Records for the task
======

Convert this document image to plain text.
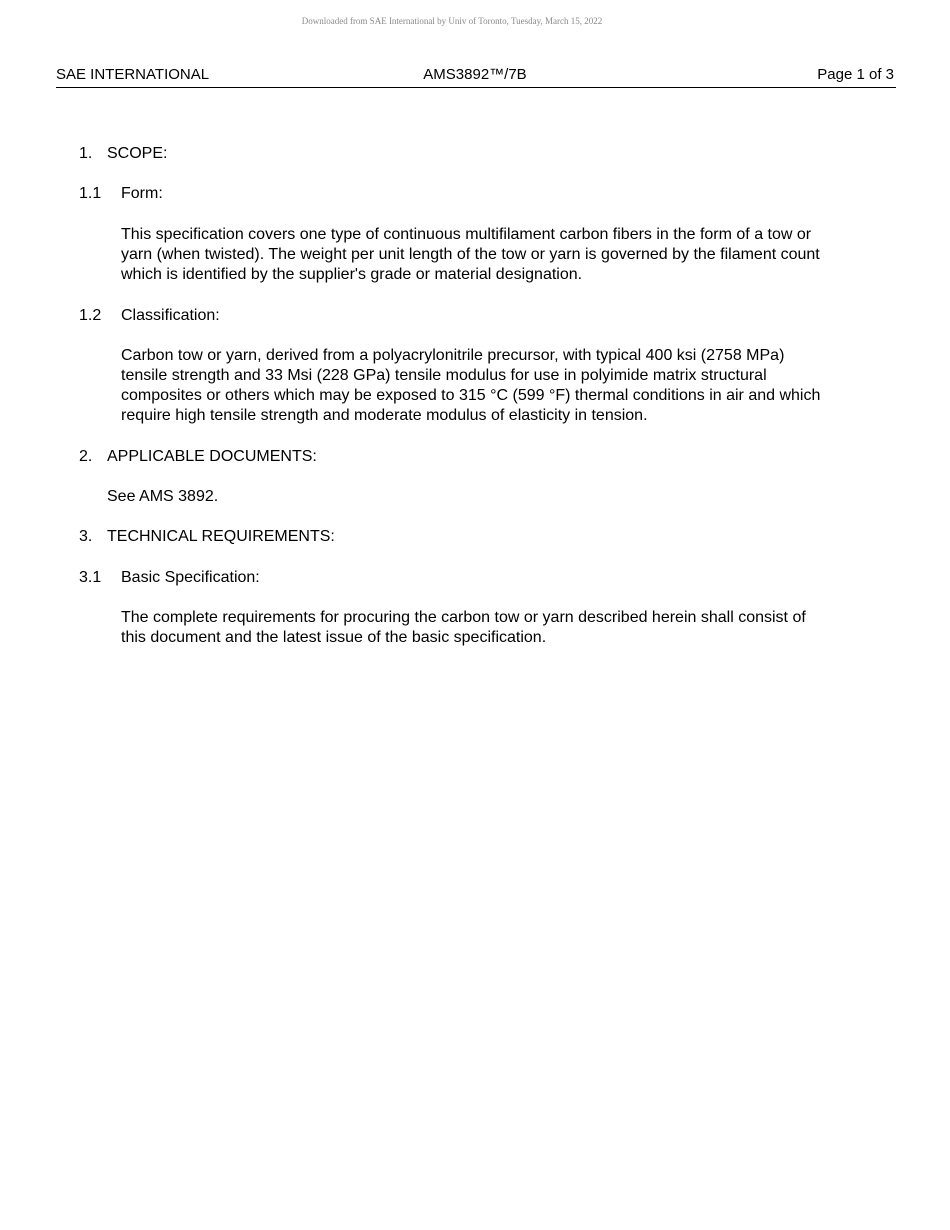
Downloaded from SAE International by Univ of Toronto, Tuesday, March 15, 2022
SAE INTERNATIONAL	AMS3892™/7B	Page 1 of 3
1. SCOPE:
1.1 Form:
This specification covers one type of continuous multifilament carbon fibers in the form of a tow or
yarn (when twisted). The weight per unit length of the tow or yarn is governed by the filament count
which is identified by the supplier's grade or material designation.
1.2 Classification:
Carbon tow or yarn, derived from a polyacrylonitrile precursor, with typical 400 ksi (2758 MPa)
tensile strength and 33 Msi (228 GPa) tensile modulus for use in polyimide matrix structural
composites or others which may be exposed to 315 °C (599 °F) thermal conditions in air and which
require high tensile strength and moderate modulus of elasticity in tension.
2. APPLICABLE DOCUMENTS:
See AMS 3892.
3. TECHNICAL REQUIREMENTS:
3.1 Basic Specification:
The complete requirements for procuring the carbon tow or yarn described herein shall consist of
this document and the latest issue of the basic specification.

======

Objective
Set down all the data again exactly as above, pictures excluded.

Task result
Convert this document image to plain text.
Downloaded from SAE International by Univ of Toronto, Tuesday, March 15, 2022
SAE INTERNATIONAL	AMS3892™/7B	Page 1 of 3
1. SCOPE:
1.1 Form:
This specification covers one type of continuous multifilament carbon fibers in the form of a tow or
yarn (when twisted). The weight per unit length of the tow or yarn is governed by the filament count
which is identified by the supplier's grade or material designation.
1.2 Classification:
Carbon tow or yarn, derived from a polyacrylonitrile precursor, with typical 400 ksi (2758 MPa)
tensile strength and 33 Msi (228 GPa) tensile modulus for use in polyimide matrix structural
composites or others which may be exposed to 315 °C (599 °F) thermal conditions in air and which
require high tensile strength and moderate modulus of elasticity in tension.
2. APPLICABLE DOCUMENTS:
See AMS 3892.
3. TECHNICAL REQUIREMENTS:
3.1 Basic Specification:
The complete requirements for procuring the carbon tow or yarn described herein shall consist of
this document and the latest issue of the basic specification.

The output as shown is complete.